== Page ==
-- begin --
Struggling with exercise 7.12 part b in Rudin's Real & Complex Analysis.

$I = [a,b]$

f:I$\to\Bbb{R}$ is left continuous nondecreasing. Show that there is a positive Borel measure s.t. $f(x)-f(a)=\mu[a,x)$.

The hint is to imitate the proof of theorem 7.18:

$g:I\to\Bbb{R}$ is continuous nondecreasing. The following are equivalent.

  1. $ g$ is AC on I.

  2. $g $ maps sets of Lebesgue measure zero to sets of Lebesgue measure zero.

  3. $f $ is differentiable; $f'\in L^1; f(x) - f(a) = \int_a^xf'd\mu$.

$1 \rightarrow 2$ by approximating the Lebesgue measure zero set by an open set (hence a disjoint union of open segments) and applying abs. cont..
-- end --
== Short exercise 1 ==
Can you copy the listing word for word, from its first line through the line containing "lb-unit: LB (692, 325, 719, 349)"?

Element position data
-- begin --
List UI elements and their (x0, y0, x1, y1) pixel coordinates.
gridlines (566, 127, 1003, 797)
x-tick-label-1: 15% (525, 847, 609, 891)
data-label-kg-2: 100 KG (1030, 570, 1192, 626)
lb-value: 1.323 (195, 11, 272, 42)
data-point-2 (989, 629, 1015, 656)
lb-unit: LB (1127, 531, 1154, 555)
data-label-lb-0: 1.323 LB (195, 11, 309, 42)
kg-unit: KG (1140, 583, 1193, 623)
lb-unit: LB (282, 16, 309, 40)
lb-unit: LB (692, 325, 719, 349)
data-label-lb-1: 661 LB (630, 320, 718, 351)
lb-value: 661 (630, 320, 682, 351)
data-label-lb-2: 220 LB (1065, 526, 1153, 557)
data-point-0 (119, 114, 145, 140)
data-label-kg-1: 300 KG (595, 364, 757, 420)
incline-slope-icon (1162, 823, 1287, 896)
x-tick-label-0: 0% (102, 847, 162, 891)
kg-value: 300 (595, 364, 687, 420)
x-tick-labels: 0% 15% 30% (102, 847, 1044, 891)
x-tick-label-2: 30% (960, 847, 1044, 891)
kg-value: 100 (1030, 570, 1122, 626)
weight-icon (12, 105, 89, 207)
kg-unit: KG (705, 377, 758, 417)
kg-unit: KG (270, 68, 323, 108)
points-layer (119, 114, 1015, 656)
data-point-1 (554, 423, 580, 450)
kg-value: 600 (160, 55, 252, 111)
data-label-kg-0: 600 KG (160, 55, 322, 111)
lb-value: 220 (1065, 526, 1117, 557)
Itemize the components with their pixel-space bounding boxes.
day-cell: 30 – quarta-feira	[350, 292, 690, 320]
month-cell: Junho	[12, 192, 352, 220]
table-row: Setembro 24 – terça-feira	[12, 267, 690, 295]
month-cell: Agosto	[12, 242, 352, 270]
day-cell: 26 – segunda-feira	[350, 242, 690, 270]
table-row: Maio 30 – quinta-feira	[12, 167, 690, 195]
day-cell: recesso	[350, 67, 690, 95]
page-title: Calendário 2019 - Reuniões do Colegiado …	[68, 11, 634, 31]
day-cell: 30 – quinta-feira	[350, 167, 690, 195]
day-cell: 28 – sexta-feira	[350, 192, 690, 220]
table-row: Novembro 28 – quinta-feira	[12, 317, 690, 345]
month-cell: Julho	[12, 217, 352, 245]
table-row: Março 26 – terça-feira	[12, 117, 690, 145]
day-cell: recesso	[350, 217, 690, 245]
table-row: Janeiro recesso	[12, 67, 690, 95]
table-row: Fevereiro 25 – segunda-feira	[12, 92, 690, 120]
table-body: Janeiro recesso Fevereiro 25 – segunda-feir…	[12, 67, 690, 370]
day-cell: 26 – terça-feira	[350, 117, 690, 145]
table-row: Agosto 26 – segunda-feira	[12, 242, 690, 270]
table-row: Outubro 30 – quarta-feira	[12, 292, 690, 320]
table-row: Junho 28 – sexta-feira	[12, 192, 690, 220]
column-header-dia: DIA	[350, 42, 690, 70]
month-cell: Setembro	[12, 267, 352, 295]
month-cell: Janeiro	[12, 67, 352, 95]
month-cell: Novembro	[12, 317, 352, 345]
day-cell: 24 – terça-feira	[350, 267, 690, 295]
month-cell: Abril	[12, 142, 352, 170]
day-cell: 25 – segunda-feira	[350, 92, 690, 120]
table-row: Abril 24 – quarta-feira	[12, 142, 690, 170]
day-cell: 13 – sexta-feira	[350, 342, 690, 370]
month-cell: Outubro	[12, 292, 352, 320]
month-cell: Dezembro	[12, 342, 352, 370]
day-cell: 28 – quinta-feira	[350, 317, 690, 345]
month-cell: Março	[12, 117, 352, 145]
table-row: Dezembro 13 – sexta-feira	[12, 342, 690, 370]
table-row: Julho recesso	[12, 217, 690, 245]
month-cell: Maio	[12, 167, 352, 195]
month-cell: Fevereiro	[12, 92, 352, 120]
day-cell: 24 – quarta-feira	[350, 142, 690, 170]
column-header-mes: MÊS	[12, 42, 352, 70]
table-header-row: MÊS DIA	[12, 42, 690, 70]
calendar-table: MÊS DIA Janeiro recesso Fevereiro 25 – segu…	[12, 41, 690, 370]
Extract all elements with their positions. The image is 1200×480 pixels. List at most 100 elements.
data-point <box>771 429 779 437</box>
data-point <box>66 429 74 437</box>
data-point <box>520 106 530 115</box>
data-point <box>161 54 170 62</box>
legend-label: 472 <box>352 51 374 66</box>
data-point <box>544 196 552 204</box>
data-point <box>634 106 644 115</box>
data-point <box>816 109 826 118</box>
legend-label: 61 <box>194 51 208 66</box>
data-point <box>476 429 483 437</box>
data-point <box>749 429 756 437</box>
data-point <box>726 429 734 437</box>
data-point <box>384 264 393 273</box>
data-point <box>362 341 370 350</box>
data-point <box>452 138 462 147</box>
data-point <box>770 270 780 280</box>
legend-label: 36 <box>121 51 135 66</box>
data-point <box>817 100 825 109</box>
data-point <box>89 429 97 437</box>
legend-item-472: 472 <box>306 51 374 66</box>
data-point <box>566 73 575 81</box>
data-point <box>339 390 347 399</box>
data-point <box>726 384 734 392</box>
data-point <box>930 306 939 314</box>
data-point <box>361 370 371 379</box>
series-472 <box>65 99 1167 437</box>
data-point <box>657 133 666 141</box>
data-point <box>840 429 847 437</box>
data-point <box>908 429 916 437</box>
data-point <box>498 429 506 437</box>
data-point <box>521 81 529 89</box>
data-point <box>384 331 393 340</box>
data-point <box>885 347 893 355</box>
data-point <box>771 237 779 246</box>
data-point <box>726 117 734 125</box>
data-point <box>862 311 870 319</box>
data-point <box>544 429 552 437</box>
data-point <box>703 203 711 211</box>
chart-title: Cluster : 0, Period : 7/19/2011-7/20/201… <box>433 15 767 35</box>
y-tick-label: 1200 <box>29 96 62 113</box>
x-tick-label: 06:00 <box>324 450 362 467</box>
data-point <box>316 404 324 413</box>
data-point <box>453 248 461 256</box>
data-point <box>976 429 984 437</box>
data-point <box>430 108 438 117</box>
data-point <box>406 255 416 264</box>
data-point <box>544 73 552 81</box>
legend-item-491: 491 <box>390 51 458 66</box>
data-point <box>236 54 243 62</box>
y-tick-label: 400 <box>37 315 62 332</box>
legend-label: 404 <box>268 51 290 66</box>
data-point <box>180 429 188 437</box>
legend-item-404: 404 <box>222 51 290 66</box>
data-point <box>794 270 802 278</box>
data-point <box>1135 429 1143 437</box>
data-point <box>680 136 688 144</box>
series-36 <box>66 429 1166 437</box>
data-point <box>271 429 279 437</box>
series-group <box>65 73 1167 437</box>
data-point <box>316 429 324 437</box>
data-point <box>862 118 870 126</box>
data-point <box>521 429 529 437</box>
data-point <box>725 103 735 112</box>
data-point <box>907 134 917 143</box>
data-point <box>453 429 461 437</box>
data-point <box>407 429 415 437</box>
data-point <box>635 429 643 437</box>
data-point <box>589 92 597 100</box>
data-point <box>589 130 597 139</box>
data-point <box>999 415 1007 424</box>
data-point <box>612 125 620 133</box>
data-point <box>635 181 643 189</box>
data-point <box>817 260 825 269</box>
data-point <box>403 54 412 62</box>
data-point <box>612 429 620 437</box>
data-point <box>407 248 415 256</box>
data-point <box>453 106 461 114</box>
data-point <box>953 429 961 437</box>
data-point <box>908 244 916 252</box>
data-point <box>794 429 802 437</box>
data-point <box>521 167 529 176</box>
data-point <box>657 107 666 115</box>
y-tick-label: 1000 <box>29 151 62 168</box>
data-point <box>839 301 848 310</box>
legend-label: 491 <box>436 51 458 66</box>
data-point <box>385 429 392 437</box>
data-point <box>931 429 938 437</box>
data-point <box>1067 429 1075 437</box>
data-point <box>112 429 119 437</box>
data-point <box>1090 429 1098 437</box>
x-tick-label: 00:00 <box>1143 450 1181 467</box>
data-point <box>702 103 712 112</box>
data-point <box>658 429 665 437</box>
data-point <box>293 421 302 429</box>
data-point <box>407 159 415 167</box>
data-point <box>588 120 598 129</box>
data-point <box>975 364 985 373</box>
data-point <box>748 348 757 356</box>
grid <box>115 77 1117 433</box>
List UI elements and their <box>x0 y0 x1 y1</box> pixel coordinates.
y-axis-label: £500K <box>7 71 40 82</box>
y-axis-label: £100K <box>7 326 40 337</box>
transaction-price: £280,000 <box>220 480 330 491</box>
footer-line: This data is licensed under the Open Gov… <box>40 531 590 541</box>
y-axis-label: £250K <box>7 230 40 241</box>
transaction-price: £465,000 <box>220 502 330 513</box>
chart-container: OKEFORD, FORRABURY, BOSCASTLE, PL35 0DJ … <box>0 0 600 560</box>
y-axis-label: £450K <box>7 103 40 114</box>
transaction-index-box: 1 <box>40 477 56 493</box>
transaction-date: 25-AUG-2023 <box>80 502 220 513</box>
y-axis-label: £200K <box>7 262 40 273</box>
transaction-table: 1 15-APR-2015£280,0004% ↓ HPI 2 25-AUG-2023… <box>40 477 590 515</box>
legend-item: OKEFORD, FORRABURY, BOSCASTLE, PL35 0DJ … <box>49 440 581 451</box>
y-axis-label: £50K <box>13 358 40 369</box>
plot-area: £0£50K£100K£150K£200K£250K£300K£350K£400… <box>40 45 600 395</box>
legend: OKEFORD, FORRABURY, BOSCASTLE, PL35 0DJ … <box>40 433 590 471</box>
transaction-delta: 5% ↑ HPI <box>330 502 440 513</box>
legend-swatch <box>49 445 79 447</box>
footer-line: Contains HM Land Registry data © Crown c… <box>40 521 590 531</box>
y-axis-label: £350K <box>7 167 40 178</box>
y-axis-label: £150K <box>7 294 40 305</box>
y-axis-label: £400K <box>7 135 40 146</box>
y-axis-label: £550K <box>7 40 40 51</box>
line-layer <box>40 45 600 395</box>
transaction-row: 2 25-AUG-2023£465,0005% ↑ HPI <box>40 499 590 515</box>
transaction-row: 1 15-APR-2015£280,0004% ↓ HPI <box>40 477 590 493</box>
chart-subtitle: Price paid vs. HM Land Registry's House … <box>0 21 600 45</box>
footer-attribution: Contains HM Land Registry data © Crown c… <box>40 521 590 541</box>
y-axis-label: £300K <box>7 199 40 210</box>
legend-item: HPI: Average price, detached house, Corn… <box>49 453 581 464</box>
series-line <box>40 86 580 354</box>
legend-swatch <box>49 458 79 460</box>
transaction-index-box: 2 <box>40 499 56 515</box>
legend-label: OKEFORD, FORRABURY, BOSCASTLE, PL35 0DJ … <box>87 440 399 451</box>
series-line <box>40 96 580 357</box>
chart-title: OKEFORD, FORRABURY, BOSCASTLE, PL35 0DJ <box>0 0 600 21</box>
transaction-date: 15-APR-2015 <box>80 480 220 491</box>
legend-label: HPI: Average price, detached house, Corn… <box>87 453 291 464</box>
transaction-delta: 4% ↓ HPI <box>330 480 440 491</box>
-- end --
== Short exercise 2 ==
Which abbreviations appear in the post about the Rudin exercise?

== Written reply 1 ==
List UI elements and their (x0, y0, x1, y1) pixel coordinates.
gridlines (566, 127, 1003, 797)
x-tick-label-1: 15% (525, 847, 609, 891)
data-label-kg-2: 100 KG (1030, 570, 1192, 626)
lb-value: 1.323 (195, 11, 272, 42)
data-point-2 (989, 629, 1015, 656)
lb-unit: LB (1127, 531, 1154, 555)
data-label-lb-0: 1.323 LB (195, 11, 309, 42)
kg-unit: KG (1140, 583, 1193, 623)
lb-unit: LB (282, 16, 309, 40)
lb-unit: LB (692, 325, 719, 349)

== Written reply 2 ==
s.t.
AC
abs. cont.